Extracted records
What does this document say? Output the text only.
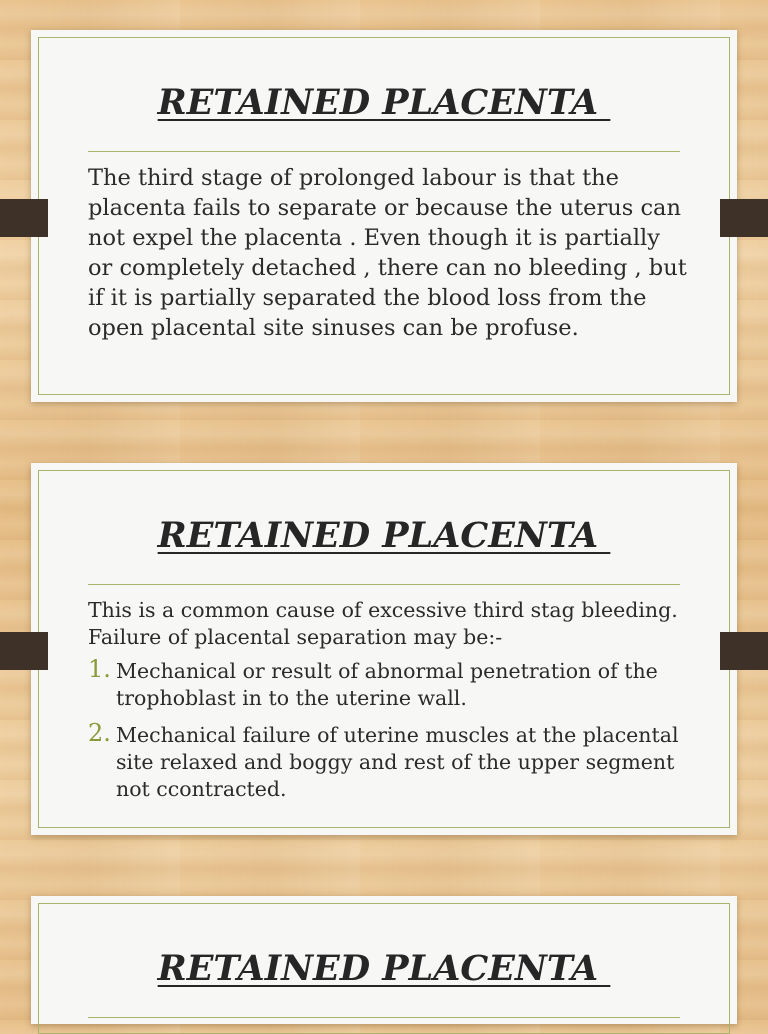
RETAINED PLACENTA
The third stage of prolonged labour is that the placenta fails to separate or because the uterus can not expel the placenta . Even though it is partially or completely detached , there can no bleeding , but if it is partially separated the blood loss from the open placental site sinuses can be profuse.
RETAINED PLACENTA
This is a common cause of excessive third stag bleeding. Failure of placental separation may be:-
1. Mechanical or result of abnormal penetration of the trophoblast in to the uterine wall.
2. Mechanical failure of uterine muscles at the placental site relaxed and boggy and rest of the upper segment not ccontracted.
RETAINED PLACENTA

---

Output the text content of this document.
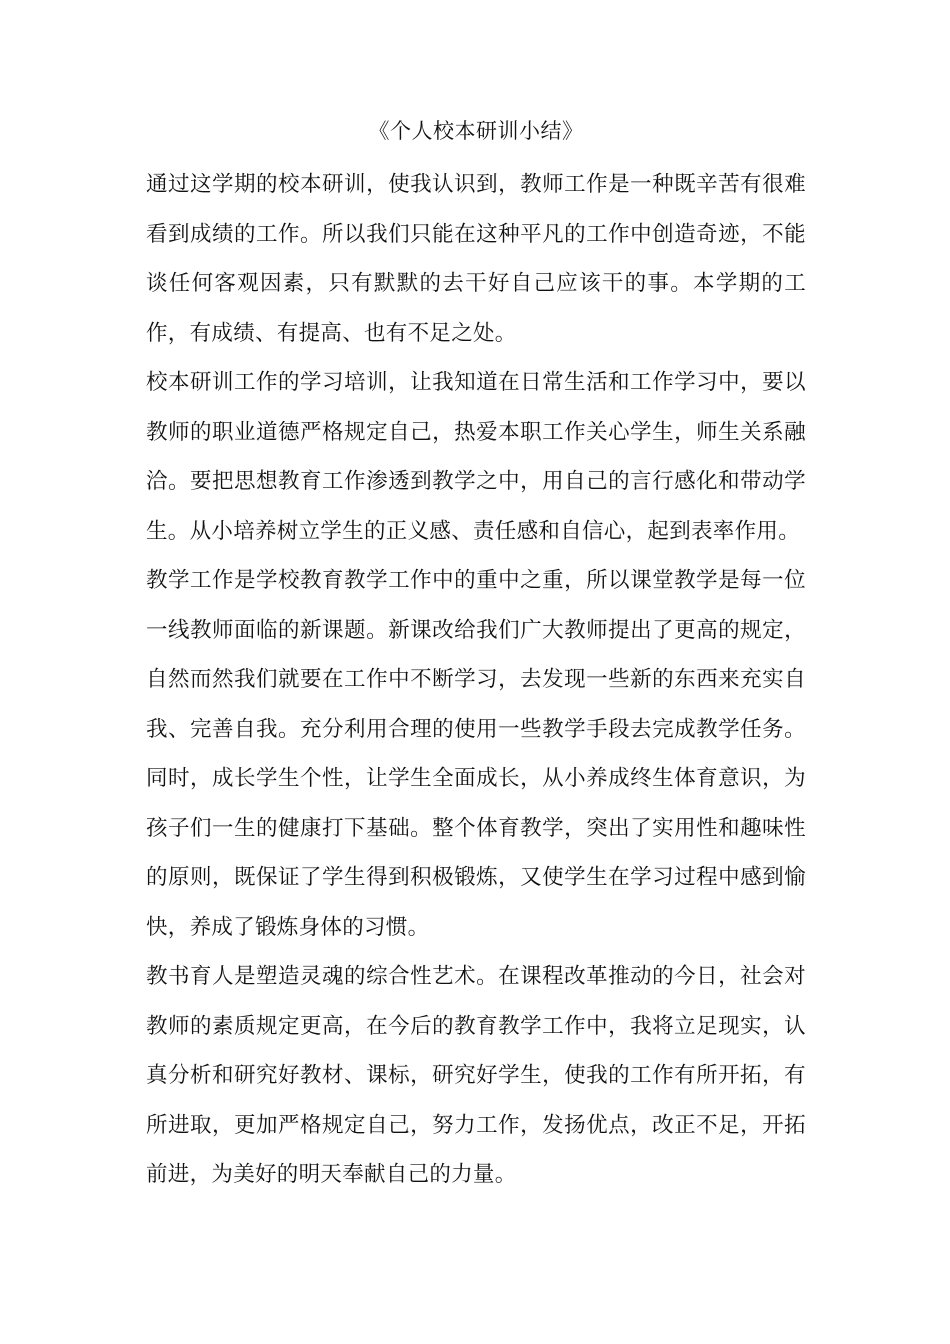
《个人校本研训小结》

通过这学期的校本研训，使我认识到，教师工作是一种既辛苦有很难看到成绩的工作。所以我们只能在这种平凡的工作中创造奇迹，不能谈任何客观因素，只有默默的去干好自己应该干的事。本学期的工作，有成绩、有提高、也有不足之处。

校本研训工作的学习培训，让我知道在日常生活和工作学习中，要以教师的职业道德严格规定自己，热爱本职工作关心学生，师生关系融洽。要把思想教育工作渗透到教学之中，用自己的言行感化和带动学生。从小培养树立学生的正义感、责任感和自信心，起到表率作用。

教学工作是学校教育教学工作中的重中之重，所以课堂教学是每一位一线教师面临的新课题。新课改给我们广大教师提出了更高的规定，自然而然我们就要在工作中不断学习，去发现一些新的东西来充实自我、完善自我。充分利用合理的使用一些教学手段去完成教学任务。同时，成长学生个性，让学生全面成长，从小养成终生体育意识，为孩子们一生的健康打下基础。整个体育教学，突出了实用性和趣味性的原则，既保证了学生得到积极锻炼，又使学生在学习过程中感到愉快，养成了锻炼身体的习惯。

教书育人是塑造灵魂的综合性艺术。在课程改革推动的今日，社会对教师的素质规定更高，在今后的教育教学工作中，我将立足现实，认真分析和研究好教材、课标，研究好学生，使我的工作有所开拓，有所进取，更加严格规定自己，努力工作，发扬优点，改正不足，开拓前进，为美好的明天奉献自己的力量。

### SHORT PROBLEM
Copy every line of the listing that contains the word "third".

### RESULT OF THE EXERCISE
The third stage of prolonged labour is that the placenta fails to separate or because the uterus can not expel the placenta . Even though it is partially or completely detached , there can no bleeding , but if it is partially separated the blood loss from the open placental site sinuses can be profuse.
This is a common cause of excessive third stag bleeding. Failure of placental separation may be:-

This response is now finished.